Rows from a figure dataset:
★ ★ ★

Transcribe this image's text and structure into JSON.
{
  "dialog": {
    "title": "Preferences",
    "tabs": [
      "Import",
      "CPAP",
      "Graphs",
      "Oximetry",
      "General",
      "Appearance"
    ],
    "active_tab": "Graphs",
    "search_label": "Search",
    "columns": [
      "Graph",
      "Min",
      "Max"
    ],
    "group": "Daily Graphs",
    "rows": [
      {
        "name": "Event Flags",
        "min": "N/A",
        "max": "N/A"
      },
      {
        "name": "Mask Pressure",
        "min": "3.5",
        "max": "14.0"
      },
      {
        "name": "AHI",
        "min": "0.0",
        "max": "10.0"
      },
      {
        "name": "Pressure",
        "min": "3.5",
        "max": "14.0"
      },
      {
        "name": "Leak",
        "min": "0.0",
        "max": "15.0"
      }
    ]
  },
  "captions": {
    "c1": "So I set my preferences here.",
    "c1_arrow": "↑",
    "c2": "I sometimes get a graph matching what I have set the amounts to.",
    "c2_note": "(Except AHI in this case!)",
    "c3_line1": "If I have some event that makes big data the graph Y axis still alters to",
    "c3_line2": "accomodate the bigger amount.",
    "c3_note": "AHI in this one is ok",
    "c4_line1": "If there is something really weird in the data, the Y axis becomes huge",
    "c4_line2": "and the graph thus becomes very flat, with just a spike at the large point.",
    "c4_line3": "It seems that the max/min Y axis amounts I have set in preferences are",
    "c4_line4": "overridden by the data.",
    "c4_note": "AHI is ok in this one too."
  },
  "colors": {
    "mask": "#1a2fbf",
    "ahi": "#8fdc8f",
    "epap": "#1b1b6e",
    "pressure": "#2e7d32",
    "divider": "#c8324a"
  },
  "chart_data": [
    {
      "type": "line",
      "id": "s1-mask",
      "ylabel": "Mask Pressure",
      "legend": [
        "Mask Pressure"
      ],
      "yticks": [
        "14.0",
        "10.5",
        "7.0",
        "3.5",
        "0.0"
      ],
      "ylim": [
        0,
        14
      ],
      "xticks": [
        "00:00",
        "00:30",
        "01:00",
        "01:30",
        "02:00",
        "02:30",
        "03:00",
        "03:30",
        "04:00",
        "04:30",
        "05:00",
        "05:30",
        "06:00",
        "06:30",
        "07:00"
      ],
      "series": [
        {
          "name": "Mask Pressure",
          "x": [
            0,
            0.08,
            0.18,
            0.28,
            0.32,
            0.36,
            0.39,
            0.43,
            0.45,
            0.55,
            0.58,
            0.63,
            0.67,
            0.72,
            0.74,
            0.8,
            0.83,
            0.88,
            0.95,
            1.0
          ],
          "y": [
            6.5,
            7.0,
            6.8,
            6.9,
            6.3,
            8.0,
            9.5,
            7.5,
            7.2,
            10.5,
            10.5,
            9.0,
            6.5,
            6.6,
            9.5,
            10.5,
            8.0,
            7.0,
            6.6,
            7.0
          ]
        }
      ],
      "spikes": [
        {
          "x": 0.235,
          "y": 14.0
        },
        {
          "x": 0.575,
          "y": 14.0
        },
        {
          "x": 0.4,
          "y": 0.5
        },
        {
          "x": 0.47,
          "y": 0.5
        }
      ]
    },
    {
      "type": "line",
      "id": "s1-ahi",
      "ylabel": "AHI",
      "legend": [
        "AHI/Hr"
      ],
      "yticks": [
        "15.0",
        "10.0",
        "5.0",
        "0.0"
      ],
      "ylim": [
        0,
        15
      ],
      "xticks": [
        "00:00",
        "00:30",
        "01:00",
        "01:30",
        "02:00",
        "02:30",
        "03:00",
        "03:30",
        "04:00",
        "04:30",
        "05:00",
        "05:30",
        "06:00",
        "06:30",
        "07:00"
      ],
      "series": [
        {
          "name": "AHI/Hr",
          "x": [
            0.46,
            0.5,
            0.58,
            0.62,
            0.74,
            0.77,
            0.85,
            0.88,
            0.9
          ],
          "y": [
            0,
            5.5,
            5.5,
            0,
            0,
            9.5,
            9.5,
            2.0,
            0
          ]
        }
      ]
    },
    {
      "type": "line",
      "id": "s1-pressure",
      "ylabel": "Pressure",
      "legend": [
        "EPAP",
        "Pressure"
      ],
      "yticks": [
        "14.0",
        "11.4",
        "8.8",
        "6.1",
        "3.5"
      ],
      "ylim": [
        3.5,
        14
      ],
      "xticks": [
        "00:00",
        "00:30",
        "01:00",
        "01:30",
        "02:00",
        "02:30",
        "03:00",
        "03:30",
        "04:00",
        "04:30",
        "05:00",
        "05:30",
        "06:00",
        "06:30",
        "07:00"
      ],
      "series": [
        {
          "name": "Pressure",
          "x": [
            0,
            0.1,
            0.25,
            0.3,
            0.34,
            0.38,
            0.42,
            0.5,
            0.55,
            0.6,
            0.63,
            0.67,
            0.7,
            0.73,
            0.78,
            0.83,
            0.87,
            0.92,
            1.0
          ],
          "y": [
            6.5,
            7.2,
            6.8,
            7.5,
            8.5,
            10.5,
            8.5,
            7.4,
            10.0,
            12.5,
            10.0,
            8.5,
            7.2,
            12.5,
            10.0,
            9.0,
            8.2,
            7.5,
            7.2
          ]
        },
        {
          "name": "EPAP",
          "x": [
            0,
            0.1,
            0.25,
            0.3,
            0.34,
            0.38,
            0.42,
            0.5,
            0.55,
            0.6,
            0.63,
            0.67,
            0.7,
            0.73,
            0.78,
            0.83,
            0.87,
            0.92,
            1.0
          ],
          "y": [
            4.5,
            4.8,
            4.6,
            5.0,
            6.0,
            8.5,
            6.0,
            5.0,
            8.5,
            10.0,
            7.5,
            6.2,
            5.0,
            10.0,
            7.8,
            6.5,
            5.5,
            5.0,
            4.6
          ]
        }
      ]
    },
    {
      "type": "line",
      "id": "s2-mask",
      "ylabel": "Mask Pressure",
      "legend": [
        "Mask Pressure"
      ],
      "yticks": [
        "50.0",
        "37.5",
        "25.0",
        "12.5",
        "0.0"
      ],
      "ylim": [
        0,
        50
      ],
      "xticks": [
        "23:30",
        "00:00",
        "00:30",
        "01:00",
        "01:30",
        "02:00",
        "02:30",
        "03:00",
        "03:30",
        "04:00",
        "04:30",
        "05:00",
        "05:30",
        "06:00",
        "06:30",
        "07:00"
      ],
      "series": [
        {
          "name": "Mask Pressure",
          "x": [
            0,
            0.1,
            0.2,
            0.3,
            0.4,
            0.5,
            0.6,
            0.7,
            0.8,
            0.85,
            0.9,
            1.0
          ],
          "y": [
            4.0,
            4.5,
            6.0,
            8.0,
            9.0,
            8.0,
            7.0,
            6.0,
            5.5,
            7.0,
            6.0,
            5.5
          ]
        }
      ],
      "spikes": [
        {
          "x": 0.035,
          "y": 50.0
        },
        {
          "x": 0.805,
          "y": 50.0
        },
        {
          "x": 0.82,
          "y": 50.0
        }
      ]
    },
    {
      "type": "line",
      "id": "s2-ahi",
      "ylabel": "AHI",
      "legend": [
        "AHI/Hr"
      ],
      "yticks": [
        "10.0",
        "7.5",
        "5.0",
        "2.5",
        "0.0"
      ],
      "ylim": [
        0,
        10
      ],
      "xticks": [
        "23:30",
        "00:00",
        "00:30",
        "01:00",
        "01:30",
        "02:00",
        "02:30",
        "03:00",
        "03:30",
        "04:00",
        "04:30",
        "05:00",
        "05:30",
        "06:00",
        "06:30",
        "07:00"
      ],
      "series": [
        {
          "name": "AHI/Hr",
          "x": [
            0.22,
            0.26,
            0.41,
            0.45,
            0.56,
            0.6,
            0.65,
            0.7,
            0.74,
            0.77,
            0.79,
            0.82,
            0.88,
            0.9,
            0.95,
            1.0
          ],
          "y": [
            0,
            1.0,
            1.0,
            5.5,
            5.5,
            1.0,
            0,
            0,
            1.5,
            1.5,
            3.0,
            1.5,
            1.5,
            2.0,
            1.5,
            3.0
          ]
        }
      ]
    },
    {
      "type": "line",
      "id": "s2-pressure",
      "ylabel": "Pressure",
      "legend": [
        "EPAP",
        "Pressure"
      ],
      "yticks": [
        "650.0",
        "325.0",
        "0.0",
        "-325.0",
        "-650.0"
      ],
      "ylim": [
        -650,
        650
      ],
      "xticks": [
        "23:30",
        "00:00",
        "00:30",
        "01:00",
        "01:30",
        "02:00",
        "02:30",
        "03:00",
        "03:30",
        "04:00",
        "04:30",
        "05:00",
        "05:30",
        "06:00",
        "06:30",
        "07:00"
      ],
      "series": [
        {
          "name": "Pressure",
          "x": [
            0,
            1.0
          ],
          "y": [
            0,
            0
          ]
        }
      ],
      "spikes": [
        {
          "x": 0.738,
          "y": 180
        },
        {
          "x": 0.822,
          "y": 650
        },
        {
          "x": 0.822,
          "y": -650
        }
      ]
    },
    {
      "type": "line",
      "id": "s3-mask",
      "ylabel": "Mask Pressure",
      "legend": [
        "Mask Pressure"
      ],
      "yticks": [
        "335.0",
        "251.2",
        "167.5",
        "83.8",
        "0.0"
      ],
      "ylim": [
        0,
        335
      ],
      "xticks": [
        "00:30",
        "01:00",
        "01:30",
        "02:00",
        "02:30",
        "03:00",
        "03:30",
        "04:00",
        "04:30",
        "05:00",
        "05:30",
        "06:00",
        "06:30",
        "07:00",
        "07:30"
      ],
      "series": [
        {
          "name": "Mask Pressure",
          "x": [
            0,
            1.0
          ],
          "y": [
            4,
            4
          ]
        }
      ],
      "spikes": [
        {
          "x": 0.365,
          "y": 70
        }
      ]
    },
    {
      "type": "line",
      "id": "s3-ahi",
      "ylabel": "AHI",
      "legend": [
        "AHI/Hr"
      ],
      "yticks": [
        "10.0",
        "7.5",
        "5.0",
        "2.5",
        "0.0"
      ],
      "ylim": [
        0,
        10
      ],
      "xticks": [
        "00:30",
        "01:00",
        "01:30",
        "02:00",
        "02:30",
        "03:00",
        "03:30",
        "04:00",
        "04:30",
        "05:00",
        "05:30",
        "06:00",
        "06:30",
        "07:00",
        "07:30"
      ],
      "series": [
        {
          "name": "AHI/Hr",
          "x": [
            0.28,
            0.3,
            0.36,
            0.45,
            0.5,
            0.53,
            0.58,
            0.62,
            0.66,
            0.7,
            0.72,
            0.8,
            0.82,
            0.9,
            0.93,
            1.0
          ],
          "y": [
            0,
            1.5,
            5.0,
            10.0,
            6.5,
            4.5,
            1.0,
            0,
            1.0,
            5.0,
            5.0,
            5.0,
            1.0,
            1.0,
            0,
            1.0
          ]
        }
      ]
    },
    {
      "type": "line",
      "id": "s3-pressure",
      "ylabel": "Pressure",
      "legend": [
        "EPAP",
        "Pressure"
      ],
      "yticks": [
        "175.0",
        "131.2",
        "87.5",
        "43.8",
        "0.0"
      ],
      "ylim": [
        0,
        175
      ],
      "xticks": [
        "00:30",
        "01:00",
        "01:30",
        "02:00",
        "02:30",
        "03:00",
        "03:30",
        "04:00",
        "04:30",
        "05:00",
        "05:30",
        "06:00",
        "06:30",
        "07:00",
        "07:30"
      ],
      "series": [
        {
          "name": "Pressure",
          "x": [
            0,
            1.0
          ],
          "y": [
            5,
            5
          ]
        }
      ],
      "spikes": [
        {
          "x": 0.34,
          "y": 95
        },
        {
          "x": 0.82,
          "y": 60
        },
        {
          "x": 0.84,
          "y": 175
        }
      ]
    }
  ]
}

★ ★ ★

DIRECTIVE: Check each line of the data above for the string "that" and report only how many lines have it.

CORRECT OUTPUT: 2